- [EXERCISE DIRECTIONS]: Search the data below for "pill"; list each line that holds it.

Dataset entries:
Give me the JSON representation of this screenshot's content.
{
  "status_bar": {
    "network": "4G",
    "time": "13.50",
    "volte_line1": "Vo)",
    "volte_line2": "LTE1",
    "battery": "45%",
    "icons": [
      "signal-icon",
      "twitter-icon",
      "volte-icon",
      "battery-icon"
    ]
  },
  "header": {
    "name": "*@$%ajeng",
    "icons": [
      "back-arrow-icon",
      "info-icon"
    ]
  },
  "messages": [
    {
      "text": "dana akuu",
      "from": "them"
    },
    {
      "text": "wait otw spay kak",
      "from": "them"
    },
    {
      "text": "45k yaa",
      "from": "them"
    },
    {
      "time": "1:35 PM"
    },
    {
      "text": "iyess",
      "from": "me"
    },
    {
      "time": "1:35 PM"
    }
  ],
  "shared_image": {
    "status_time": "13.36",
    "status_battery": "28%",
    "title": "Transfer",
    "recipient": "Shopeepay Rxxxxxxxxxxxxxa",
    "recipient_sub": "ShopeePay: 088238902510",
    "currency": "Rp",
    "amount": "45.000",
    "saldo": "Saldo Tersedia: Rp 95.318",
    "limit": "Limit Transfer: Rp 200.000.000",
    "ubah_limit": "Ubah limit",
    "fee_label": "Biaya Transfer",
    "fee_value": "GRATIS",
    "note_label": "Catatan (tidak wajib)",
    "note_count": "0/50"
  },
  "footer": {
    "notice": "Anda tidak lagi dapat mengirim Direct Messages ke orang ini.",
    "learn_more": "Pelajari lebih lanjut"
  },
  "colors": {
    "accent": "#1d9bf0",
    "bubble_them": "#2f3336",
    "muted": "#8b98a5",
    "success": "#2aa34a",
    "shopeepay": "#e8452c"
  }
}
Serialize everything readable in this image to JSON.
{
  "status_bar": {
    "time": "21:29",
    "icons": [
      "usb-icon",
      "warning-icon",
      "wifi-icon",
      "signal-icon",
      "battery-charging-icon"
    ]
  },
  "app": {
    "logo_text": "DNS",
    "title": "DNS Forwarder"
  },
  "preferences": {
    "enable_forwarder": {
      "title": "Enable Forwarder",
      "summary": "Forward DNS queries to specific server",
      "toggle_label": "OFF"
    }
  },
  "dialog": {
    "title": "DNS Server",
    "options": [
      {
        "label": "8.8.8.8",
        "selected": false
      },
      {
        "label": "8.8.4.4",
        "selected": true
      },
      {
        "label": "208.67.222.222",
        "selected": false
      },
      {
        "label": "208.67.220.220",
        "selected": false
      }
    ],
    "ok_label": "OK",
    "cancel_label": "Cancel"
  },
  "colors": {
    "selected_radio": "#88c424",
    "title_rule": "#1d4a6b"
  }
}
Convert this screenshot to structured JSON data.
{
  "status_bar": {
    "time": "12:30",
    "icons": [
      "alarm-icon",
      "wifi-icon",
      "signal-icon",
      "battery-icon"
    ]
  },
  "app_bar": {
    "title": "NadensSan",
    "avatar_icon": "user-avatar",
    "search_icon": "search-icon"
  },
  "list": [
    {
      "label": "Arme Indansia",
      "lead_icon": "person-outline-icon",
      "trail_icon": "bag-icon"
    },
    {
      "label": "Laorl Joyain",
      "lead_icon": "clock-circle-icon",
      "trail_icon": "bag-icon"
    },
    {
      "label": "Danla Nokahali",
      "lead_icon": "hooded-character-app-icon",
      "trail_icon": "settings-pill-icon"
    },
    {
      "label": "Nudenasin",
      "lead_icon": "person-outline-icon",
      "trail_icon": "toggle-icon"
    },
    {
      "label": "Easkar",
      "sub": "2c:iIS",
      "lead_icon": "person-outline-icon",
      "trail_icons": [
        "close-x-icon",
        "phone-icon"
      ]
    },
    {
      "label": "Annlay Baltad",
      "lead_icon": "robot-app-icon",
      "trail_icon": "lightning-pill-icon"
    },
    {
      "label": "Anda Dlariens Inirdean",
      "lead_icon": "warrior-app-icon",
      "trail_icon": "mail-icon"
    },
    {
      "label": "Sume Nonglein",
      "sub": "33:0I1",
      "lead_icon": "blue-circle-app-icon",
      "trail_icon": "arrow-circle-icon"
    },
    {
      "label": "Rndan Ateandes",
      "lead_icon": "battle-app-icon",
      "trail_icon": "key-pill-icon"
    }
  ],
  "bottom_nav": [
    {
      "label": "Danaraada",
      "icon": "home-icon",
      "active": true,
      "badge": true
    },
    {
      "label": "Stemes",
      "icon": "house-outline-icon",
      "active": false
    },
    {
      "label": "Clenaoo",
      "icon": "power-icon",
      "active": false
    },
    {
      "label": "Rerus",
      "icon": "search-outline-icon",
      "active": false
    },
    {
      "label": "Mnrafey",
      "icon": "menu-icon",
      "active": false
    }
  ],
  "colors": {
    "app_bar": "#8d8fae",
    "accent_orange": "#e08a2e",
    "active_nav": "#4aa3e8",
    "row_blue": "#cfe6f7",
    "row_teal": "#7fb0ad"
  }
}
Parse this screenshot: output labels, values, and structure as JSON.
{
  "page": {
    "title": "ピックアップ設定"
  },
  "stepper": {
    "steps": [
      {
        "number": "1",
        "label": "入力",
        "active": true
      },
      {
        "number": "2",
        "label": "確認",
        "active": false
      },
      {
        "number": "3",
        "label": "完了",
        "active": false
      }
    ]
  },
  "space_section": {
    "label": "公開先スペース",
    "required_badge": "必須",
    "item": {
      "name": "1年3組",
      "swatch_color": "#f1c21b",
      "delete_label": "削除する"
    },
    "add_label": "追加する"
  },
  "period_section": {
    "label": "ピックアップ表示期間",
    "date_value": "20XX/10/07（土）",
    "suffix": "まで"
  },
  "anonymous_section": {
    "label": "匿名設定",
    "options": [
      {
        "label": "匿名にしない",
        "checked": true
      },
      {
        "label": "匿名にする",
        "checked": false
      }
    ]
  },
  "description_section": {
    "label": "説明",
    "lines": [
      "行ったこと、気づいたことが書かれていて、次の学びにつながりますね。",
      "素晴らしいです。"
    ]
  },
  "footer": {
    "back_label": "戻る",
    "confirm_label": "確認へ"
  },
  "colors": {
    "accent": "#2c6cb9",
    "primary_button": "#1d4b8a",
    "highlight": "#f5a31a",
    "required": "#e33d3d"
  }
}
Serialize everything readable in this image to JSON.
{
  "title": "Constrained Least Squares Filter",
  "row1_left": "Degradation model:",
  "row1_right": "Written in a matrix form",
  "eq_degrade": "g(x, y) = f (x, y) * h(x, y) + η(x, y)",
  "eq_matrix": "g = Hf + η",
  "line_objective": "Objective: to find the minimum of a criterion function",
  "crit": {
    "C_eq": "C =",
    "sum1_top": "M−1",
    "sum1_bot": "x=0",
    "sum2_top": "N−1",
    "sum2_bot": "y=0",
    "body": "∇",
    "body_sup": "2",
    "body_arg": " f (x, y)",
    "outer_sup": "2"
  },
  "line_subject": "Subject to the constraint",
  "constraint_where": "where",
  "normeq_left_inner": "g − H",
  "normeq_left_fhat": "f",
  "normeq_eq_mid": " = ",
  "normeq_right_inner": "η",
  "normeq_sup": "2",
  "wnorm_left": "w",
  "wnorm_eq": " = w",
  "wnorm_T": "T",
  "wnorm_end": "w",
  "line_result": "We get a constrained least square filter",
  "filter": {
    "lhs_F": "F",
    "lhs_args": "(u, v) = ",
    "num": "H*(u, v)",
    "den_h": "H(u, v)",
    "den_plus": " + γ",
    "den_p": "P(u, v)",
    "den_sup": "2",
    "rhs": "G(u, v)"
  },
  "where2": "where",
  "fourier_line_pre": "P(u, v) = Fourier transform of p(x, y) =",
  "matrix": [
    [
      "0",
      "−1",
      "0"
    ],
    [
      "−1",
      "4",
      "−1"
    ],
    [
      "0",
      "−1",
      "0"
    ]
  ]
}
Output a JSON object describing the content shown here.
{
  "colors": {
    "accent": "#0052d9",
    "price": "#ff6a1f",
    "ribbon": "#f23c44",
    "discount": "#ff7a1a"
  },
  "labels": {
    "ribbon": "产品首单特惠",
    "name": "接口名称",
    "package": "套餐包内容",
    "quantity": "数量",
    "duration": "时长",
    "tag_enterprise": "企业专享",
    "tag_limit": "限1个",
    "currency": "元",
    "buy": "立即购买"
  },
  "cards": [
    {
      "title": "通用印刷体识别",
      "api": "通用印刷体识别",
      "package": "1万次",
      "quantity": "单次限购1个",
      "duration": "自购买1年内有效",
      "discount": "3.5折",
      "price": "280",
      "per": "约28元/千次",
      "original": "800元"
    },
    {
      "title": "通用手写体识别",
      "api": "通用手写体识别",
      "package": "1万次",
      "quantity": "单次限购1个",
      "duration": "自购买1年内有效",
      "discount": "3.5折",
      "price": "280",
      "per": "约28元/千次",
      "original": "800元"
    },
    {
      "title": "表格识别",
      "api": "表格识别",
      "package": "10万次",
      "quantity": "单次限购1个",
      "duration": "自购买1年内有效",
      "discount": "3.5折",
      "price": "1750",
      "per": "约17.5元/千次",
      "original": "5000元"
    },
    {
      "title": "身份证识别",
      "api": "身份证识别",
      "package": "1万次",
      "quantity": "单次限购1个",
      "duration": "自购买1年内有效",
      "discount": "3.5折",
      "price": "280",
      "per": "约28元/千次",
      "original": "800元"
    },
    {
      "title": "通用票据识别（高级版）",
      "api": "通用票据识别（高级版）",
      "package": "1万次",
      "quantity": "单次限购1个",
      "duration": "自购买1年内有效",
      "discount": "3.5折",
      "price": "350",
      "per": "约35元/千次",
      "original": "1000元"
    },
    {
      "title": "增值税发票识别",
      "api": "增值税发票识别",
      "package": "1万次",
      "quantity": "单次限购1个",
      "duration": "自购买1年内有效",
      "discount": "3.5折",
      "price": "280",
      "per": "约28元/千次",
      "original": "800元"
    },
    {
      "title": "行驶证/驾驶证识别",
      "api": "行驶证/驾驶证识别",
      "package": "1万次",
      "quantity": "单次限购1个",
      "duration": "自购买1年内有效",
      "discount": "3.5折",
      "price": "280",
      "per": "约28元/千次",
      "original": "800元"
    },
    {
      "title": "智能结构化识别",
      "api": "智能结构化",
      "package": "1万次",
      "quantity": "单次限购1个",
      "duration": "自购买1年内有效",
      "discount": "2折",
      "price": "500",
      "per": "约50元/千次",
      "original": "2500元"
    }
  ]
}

- [IN RESPONSE]:
      "trail_icon": "settings-pill-icon"
      "trail_icon": "lightning-pill-icon"
      "trail_icon": "key-pill-icon"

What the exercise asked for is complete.